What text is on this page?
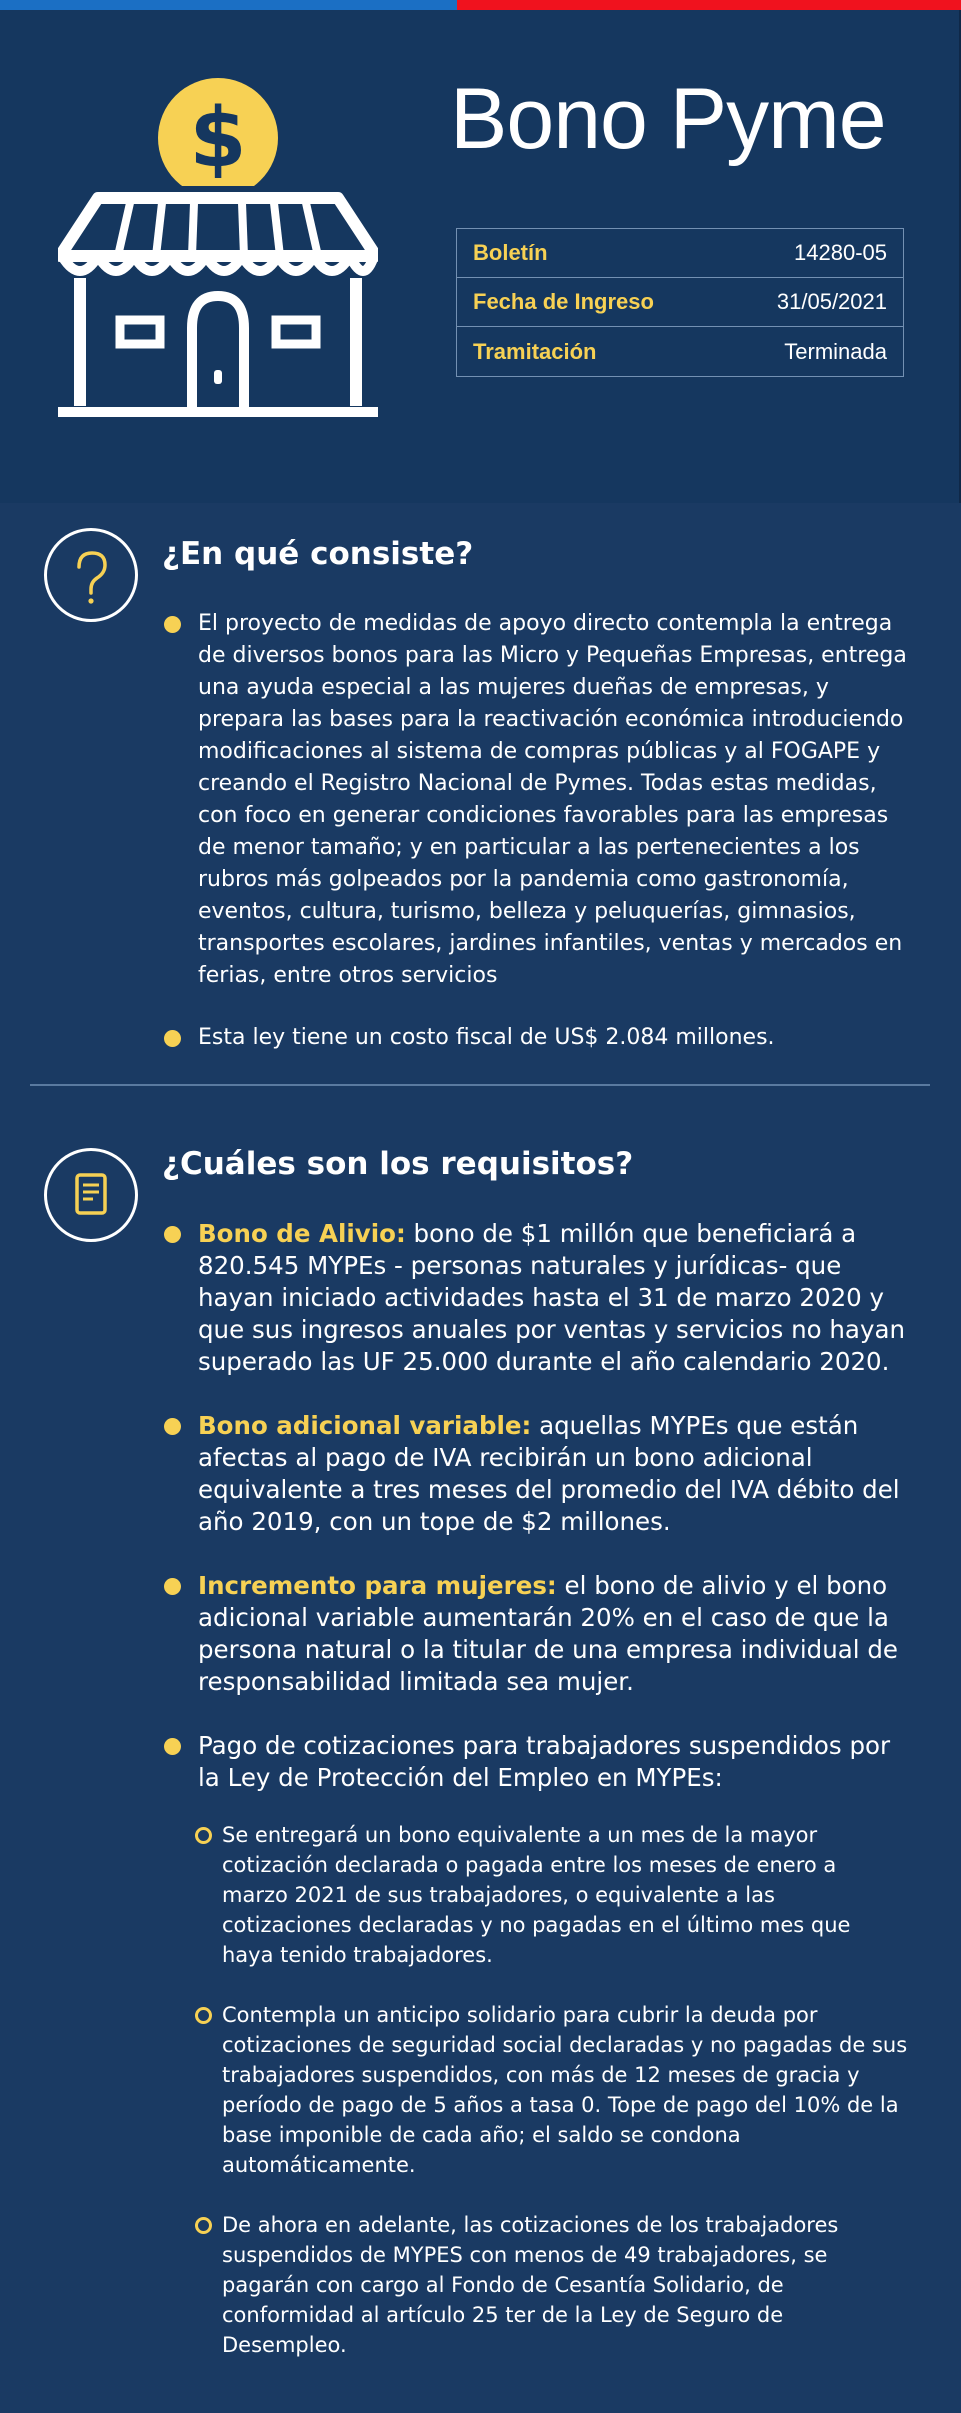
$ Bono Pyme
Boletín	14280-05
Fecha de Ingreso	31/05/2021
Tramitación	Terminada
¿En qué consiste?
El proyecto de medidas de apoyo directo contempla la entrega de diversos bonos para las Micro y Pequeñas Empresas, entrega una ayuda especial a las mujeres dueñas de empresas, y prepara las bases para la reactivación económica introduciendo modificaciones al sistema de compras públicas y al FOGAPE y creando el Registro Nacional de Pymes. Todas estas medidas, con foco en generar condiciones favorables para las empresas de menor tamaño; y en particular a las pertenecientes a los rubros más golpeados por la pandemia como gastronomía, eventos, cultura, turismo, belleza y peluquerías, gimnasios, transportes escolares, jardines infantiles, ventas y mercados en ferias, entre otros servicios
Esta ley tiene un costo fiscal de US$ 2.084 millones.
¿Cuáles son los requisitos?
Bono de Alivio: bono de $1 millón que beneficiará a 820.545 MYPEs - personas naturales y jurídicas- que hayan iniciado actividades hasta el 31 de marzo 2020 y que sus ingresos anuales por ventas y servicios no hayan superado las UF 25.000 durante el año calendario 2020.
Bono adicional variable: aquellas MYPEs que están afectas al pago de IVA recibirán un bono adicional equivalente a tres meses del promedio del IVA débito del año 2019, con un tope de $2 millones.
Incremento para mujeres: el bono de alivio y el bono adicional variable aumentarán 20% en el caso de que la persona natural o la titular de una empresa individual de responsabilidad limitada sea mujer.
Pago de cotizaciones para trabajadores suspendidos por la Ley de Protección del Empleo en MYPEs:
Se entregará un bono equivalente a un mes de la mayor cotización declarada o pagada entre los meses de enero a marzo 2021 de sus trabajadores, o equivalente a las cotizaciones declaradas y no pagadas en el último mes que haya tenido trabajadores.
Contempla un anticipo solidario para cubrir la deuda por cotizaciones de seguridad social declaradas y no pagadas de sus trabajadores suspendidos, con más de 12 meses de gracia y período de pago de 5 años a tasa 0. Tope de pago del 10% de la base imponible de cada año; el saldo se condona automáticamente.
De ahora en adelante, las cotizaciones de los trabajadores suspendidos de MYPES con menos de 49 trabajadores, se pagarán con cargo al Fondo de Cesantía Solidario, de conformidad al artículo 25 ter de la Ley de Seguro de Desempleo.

--

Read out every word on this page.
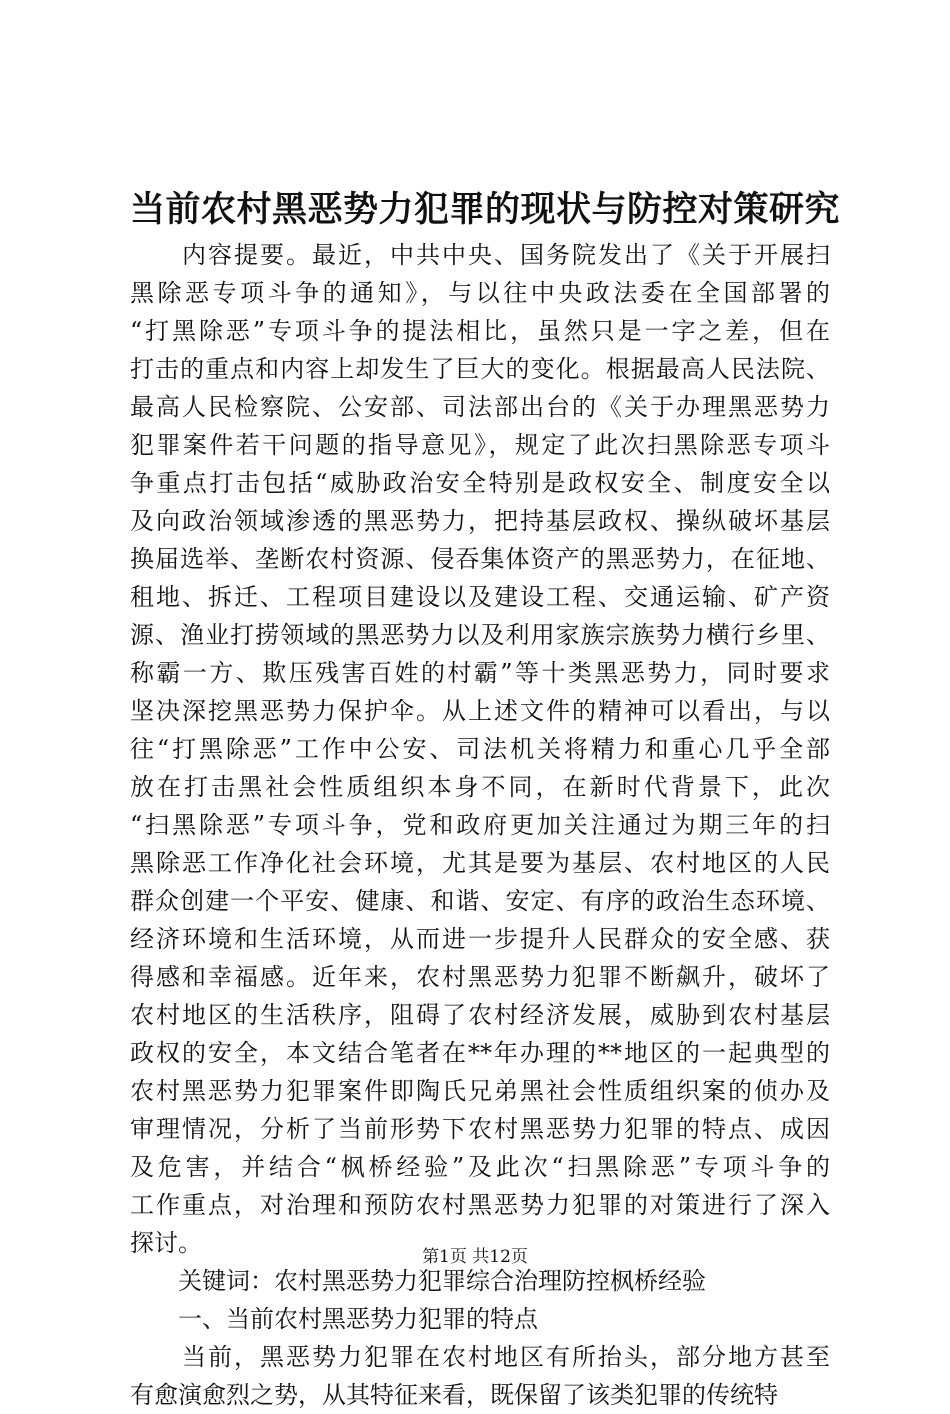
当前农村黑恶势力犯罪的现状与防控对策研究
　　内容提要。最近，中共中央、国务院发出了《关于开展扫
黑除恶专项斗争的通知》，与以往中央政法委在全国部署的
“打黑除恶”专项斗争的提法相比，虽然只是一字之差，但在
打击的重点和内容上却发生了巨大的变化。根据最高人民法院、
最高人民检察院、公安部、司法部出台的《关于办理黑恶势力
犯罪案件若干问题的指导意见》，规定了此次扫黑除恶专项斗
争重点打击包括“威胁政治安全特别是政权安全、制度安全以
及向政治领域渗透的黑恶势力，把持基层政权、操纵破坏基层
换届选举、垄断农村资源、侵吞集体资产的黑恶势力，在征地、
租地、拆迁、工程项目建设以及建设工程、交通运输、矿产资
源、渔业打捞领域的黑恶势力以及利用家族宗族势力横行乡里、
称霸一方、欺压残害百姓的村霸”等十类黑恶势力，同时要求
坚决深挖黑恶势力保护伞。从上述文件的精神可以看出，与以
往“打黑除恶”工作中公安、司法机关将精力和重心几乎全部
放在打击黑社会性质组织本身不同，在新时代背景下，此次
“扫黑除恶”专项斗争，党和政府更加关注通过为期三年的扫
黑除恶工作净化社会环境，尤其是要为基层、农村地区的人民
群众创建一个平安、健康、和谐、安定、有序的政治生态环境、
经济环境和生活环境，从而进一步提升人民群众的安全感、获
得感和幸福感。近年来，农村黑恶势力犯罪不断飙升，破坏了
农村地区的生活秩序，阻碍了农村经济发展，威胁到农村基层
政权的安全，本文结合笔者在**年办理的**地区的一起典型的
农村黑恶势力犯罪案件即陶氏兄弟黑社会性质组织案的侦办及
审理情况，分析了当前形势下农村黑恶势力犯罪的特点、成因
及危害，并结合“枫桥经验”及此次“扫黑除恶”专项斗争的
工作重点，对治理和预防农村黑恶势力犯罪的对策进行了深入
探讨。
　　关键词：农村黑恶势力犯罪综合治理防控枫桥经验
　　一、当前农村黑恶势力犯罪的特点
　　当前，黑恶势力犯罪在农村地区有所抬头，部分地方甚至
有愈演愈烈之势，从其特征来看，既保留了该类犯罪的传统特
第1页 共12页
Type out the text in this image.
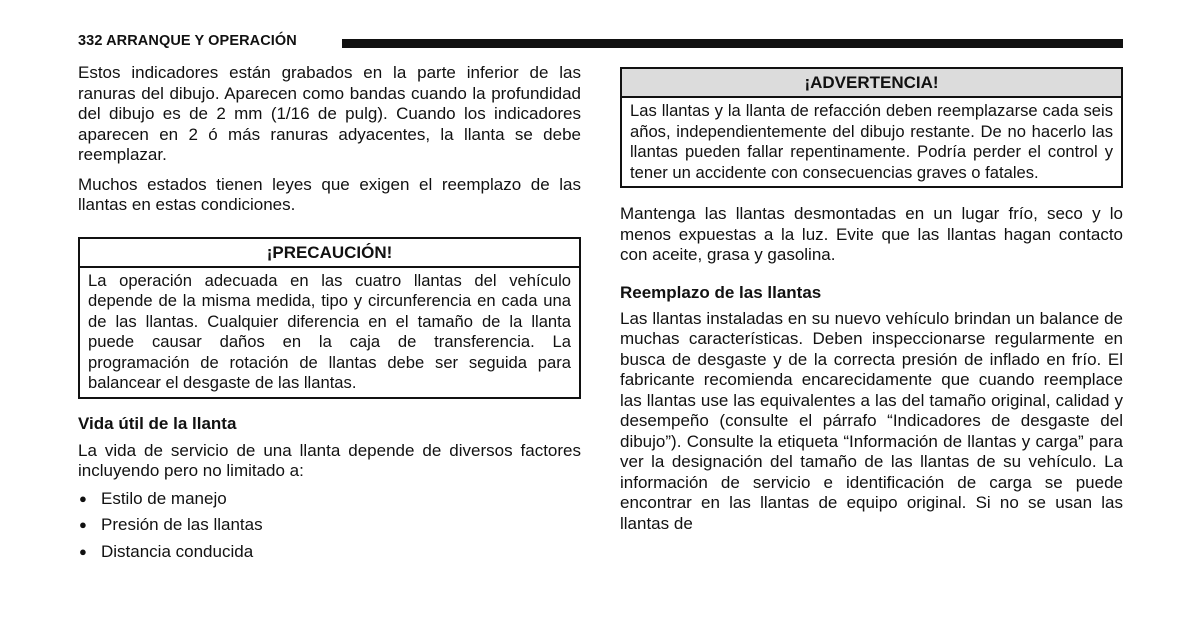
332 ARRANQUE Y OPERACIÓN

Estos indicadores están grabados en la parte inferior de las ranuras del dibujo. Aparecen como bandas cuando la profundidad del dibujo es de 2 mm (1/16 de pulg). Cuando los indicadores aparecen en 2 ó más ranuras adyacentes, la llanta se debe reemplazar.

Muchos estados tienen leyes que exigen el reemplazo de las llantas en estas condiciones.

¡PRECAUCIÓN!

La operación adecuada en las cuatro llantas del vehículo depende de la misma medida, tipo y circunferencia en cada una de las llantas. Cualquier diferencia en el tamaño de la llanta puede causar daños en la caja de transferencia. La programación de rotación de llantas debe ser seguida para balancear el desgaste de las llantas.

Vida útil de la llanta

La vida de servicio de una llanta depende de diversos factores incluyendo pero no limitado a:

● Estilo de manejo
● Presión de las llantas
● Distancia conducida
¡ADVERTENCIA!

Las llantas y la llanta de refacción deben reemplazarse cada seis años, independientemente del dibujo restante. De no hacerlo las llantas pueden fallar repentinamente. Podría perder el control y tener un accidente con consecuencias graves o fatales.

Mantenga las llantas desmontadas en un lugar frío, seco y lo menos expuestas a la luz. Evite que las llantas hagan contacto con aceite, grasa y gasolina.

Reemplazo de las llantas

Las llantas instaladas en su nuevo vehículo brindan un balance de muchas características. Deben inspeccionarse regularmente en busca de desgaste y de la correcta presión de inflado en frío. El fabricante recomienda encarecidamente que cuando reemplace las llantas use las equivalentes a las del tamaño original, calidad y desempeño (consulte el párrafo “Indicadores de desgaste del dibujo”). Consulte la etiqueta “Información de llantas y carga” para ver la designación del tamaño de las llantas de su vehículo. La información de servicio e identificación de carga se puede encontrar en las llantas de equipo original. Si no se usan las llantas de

» What you need to do
Each line that holds the word "depende" is to be copied.

» Result for this exercise
La operación adecuada en las cuatro llantas del vehículo depende de la misma medida, tipo y circunferencia en cada una de las llantas. Cualquier diferencia en el tamaño de la llanta puede causar daños en la caja de transferencia. La programación de rotación de llantas debe ser seguida para balancear el desgaste de las llantas.
La vida de servicio de una llanta depende de diversos factores incluyendo pero no limitado a:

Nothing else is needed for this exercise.